Search the entries for the word "memórias" and pull out each line that has it.

[Data entries]
--------

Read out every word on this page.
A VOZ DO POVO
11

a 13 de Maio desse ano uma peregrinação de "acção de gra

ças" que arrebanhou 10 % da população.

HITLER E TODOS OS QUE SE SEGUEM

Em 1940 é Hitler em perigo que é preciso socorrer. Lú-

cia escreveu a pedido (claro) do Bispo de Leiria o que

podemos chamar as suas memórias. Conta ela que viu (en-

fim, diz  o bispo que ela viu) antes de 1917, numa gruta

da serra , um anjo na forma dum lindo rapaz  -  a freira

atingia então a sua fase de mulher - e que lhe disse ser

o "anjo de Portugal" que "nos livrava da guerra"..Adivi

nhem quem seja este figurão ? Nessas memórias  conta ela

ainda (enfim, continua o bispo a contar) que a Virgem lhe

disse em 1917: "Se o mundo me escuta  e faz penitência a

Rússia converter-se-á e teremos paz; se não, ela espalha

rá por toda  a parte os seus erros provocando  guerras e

--------

OUTPUT OF THE EXERCISE.
podemos chamar as suas memórias. Conta ela que viu (en-
nhem quem seja este figurão ? Nessas memórias  conta ela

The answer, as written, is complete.